#### DATASET
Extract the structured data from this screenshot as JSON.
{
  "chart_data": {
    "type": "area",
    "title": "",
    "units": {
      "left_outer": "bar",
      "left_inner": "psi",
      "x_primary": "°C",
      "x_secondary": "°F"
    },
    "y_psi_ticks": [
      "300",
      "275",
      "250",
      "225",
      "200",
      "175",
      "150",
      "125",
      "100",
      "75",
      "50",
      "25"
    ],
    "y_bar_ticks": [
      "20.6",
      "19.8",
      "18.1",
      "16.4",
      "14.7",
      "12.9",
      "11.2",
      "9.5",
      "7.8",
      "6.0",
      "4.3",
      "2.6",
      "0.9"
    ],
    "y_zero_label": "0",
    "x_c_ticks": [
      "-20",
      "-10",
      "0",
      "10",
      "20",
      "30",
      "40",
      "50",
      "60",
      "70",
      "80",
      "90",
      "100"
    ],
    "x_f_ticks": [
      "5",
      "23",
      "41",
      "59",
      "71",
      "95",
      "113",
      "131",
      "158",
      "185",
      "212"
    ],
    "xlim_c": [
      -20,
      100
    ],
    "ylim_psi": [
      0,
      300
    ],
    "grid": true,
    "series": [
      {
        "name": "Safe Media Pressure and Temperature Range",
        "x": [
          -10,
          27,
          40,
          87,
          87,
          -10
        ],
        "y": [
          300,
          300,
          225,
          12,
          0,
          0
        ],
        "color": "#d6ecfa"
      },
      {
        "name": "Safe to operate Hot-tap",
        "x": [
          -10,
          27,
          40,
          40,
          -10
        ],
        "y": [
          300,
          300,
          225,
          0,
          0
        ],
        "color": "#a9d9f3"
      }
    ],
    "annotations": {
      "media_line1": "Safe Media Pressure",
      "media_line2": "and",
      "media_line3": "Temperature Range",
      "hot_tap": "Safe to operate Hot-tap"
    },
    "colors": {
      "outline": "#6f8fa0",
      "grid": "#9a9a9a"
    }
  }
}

#### GIVEN INSTRUCTION
Count how many lines above contain the word "Safe". Reply with the number alone.

#### CORRECT ANSWER
4